• Problem details: In the material below, count the lines with the word "ſolem" and state that number only.

• Provided records:
"""
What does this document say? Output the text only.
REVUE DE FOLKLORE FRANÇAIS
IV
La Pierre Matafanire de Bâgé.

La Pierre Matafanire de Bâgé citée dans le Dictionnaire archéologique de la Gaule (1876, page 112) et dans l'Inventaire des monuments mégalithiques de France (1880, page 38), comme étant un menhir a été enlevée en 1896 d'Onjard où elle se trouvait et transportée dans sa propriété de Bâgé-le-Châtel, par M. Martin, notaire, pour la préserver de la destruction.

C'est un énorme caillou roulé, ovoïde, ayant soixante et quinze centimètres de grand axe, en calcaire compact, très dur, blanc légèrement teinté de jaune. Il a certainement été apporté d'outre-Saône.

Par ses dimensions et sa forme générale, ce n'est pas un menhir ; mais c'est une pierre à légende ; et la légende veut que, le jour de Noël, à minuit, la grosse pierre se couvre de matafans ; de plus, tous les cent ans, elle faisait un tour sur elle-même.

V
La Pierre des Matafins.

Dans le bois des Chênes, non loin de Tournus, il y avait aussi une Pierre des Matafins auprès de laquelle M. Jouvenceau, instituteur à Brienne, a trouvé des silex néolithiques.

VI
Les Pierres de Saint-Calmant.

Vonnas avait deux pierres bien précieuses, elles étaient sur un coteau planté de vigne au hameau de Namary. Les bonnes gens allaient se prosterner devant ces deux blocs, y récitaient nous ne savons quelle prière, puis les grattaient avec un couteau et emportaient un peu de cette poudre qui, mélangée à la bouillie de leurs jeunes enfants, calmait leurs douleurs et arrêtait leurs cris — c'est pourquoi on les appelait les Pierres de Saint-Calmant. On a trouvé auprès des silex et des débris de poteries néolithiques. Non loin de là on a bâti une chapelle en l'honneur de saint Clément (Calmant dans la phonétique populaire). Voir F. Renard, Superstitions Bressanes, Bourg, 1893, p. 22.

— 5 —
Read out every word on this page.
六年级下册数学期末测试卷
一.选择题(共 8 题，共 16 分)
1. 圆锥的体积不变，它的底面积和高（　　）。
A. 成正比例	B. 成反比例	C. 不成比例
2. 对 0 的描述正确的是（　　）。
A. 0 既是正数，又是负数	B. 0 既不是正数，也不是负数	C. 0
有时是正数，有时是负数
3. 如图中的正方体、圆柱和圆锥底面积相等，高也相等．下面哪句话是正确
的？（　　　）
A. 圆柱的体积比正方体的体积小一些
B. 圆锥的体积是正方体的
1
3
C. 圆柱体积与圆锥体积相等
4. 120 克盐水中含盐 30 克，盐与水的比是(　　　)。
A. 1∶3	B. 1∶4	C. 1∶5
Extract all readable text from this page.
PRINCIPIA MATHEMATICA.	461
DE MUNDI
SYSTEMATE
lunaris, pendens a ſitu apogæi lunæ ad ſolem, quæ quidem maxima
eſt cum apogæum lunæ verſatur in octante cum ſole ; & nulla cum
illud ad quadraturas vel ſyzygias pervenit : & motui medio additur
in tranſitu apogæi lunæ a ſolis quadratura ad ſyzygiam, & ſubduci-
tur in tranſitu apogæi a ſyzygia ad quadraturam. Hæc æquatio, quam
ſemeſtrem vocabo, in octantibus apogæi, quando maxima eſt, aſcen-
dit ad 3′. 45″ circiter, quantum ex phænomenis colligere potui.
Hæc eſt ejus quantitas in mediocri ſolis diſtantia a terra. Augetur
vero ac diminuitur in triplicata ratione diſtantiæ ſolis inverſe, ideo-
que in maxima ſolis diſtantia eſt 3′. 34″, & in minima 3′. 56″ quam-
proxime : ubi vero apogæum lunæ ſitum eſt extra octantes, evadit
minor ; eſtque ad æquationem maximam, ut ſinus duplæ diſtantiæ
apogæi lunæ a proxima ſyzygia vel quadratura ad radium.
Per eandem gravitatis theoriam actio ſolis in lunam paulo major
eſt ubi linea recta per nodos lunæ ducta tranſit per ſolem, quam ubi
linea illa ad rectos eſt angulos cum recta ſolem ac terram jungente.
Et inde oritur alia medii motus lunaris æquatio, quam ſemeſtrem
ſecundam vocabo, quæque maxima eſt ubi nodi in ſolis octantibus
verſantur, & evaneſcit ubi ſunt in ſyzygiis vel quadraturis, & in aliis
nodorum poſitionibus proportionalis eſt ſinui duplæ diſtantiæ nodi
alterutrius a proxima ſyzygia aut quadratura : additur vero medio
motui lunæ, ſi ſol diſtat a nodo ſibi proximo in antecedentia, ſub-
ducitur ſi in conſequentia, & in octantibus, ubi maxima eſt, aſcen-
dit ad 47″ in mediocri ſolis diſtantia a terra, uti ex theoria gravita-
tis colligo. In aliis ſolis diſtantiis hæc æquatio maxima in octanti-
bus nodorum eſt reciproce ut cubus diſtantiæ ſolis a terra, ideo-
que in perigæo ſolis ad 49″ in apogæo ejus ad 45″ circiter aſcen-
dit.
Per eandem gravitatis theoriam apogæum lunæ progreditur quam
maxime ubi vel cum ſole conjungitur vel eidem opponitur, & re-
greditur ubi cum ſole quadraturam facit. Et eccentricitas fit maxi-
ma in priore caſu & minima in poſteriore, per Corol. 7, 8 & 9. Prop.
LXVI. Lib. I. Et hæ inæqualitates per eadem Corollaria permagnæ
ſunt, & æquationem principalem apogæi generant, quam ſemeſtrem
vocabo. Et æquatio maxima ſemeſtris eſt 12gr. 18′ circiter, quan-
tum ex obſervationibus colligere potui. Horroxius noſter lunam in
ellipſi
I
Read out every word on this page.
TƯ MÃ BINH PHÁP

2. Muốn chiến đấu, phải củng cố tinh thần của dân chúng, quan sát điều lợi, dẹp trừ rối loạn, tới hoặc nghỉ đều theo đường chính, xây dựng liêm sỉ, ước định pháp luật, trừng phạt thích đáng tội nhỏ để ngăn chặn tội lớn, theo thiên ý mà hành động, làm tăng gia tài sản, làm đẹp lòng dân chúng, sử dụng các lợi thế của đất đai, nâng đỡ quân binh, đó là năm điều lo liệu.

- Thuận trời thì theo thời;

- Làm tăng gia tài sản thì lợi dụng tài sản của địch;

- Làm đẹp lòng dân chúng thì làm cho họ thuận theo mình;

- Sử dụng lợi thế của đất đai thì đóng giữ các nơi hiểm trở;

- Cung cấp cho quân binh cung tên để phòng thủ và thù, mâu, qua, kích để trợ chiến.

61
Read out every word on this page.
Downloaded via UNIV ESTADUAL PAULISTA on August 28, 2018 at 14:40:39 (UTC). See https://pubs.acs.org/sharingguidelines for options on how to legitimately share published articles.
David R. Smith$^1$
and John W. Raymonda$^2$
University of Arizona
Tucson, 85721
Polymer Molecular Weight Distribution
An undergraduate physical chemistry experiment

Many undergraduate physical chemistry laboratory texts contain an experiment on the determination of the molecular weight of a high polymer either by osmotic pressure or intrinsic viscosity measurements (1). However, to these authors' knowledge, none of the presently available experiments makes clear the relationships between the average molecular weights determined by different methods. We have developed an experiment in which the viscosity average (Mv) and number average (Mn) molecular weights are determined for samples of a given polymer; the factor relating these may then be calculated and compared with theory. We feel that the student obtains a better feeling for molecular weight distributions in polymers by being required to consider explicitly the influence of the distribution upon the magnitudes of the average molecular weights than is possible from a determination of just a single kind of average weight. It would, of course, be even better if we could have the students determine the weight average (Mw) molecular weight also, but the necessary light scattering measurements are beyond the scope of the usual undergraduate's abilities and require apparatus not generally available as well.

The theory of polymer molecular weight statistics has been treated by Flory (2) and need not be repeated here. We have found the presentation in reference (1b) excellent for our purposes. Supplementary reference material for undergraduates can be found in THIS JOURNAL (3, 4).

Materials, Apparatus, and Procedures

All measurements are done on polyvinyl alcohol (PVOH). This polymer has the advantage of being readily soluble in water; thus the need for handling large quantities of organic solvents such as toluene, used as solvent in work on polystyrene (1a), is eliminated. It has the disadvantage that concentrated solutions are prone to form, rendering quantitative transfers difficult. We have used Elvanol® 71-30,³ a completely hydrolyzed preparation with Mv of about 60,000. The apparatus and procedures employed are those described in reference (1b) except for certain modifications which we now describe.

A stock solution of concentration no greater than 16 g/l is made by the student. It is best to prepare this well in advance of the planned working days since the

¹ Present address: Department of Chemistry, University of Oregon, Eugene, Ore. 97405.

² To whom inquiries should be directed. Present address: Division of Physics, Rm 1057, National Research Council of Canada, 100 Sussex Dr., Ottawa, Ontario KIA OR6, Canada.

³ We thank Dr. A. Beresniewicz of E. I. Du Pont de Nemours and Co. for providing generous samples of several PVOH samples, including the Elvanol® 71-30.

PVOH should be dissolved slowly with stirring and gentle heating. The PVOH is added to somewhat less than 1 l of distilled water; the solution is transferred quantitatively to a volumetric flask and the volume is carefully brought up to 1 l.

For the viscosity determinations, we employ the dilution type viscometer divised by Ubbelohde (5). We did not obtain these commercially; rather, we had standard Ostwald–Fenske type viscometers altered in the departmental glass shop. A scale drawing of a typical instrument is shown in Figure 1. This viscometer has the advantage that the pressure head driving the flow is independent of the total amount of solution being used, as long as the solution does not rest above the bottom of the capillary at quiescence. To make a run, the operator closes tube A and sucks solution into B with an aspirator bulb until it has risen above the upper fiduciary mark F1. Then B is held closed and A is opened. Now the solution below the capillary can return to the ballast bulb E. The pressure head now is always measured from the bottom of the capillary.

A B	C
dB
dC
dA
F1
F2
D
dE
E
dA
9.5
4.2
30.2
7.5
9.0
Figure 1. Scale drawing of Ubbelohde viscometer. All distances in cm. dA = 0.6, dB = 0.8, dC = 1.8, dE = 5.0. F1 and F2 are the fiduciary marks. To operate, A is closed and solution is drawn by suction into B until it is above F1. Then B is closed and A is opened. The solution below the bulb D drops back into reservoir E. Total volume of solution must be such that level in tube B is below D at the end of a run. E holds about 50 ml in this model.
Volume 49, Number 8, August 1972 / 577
"""
• Solution to this task: 3